## GIVEN INSTRUCTION
How many lines of the listing below contain the word "Password"? Count them and reply with the number alone.

## DATA ENTRIES
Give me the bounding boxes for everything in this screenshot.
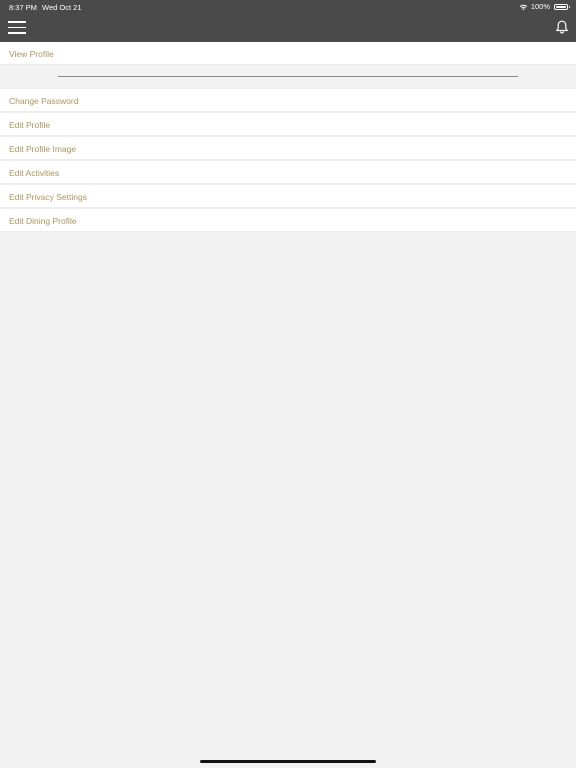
bell-icon[interactable] (555, 19, 569, 35)
status-bar: 8:37 PM Wed Oct 21 100% (0, 0, 576, 14)
edit-profile-image-link[interactable]: Edit Profile Image (9, 144, 76, 154)
view-profile-row[interactable]: View Profile (0, 42, 576, 65)
hamburger-menu-icon[interactable] (8, 20, 26, 34)
view-profile-link[interactable]: View Profile (9, 49, 54, 59)
menu-line-icon (8, 26, 26, 28)
status-time: 8:37 PM (9, 3, 37, 12)
status-indicators: 100% (519, 2, 570, 11)
menu-line-icon (8, 21, 26, 23)
divider-line (58, 76, 518, 77)
edit-dining-profile-row[interactable]: Edit Dining Profile (0, 209, 576, 232)
home-indicator[interactable] (200, 760, 376, 763)
edit-activities-row[interactable]: Edit Activities (0, 161, 576, 184)
battery-fill (556, 5, 566, 8)
change-password-link[interactable]: Change Password (9, 96, 78, 106)
wifi-icon (519, 4, 528, 10)
change-password-row[interactable]: Change Password (0, 89, 576, 112)
edit-profile-link[interactable]: Edit Profile (9, 120, 50, 130)
edit-activities-link[interactable]: Edit Activities (9, 168, 59, 178)
battery-icon (554, 3, 570, 10)
section-divider (0, 65, 576, 89)
screen: 8:37 PM Wed Oct 21 100% View Profile Cha… (0, 0, 576, 768)
status-date: Wed Oct 21 (42, 3, 82, 12)
battery-percentage: 100% (530, 2, 550, 11)
edit-profile-image-row[interactable]: Edit Profile Image (0, 137, 576, 160)
edit-profile-row[interactable]: Edit Profile (0, 113, 576, 136)
edit-privacy-settings-row[interactable]: Edit Privacy Settings (0, 185, 576, 208)
navigation-bar: 8:37 PM Wed Oct 21 100% (0, 0, 576, 42)
menu-line-icon (8, 32, 26, 34)
edit-dining-profile-link[interactable]: Edit Dining Profile (9, 216, 77, 226)
edit-privacy-settings-link[interactable]: Edit Privacy Settings (9, 192, 87, 202)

## OUTPUT OF THE EXERCISE
2